Dal nuovo esame l’inibitore non purinico della xantina ossidasi, che rispetto al suo analogo vanta un’azione più potente e selettiva sull’enzima responsabile della sintesi di acido urico, sembra uscire assolto: l’incidenza di eventi cardiovascolari gravi e di decessi per causa cardiovascolare registrata nel corso dello studio Fast è risultata, al contrario di quanto emerso dal Cares, lievemente inferiore nel gruppo dei pazienti trattati con febuxostat.
A questo punto è inevitabile interrogarsi sui possibili motivi che hanno prodotto in due trial dotati di disegno sperimentale simile – entrambi studi prospettici randomizzati volti a testare la non-inferiorità di febuxostat rispetto ad allopurinolo per gli eventi avversi di natura cardiovascolare – evidenze addirittura contraddittorie.
Nell’interpretare i dati ottenuti gli autori del Fast ne ipotizzano alcuni, tra cui sembra rilevante la composizione del campione di pazienti (poco più di 6.000 sia in Usa che in Europa): nel Cares la totalità dei partecipanti aveva una diagnosi di patologia cardiovascolare al momento del reclutamento, contro il 33% del Fast, erano presenti soggetti con scompenso cardiaco di grado avanzato, esclusi invece dal Fast, ed erano con ogni probabilità maggiormente rappresentati i pazienti affetti da forme di gotta più grave, a giudicare dalla più alta prevalenza di soggetti con tofi e di soggetti in trattamento con allopurinolo da poco tempo e quindi presumibilmente penalizzati da un rischio cardiovascolare imputabile a scarso controllo dell’uricemia più elevato.

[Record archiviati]
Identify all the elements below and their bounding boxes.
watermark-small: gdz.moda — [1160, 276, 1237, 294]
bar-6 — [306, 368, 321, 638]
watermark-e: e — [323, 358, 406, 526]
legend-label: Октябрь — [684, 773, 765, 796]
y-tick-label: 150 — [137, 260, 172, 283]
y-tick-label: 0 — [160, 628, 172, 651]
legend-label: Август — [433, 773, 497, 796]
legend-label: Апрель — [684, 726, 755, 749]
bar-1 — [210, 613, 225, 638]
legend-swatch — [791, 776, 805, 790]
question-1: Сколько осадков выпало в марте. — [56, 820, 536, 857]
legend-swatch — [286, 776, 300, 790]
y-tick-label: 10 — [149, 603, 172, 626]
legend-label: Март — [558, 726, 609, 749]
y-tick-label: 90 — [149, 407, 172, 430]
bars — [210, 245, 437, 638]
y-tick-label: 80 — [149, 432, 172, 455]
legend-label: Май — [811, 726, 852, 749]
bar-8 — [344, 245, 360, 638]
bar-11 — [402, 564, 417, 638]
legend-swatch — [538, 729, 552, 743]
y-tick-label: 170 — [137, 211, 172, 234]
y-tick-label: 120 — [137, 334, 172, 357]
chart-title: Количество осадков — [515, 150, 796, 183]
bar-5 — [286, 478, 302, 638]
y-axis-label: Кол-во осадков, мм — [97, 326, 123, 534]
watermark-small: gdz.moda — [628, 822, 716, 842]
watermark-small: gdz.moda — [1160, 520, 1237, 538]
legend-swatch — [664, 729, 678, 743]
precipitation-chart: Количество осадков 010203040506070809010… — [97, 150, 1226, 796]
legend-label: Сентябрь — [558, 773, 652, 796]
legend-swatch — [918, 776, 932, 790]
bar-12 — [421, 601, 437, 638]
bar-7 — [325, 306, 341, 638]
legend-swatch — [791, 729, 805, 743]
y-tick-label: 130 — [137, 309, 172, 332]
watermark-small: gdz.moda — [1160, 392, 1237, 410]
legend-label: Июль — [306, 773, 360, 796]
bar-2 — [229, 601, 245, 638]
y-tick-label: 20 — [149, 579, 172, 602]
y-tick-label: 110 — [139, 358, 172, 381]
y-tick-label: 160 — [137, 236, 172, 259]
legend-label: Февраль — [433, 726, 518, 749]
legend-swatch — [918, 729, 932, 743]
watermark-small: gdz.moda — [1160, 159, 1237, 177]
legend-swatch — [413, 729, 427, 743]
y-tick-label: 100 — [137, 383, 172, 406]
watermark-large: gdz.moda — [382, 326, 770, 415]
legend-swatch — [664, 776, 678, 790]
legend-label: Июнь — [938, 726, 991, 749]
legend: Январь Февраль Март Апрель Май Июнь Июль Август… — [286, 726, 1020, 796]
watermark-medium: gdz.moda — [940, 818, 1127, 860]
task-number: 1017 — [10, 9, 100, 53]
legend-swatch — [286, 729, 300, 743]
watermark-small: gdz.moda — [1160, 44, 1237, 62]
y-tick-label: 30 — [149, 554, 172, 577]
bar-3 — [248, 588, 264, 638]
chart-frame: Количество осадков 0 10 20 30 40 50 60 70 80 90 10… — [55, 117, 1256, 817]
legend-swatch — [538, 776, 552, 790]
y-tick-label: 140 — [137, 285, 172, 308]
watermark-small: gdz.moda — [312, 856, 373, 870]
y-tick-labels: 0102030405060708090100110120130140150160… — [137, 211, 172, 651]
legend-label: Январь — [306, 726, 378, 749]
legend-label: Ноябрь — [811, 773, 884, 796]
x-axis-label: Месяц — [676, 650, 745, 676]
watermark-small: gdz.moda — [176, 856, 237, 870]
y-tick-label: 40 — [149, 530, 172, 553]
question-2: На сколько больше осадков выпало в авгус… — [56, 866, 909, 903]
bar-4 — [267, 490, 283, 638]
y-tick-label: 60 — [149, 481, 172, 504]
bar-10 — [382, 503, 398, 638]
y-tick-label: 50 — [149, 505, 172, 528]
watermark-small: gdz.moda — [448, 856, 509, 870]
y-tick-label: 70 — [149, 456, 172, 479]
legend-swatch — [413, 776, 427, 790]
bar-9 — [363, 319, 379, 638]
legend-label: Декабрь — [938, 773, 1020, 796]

■ **Richiesta operativa A**:
Ripeti il passo del brano fornito partendo dalle parole "Nell’interpretare i dati" e fermandoti dopo le parole "dell’uricemia più elevato.".
■ **Richiesta operativa B**:
Secondo il brano fornito, quale percentuale dei partecipanti allo studio Fast aveva una diagnosi di patologia cardiovascolare al momento del reclutamento?

■ **Spazio risposta A**:
Nell’interpretare i dati ottenuti gli autori del Fast ne ipotizzano alcuni, tra cui sembra rilevante la composizione del campione di pazienti (poco più di 6.000 sia in Usa che in Europa): nel Cares la totalità dei partecipanti aveva una diagnosi di patologia cardiovascolare al momento del reclutamento, contro il 33% del Fast, erano presenti soggetti con scompenso cardiaco di grado avanzato, esclusi invece dal Fast, ed erano con ogni probabilità maggiormente rappresentati i pazienti affetti da forme di gotta più grave, a giudicare dalla più alta prevalenza di soggetti con tofi e di soggetti in trattamento con allopurinolo da poco tempo e quindi presumibilmente penalizzati da un rischio cardiovascolare imputabile a scarso controllo dell’uricemia più elevato.

■ **Spazio risposta B**:
Il 33%.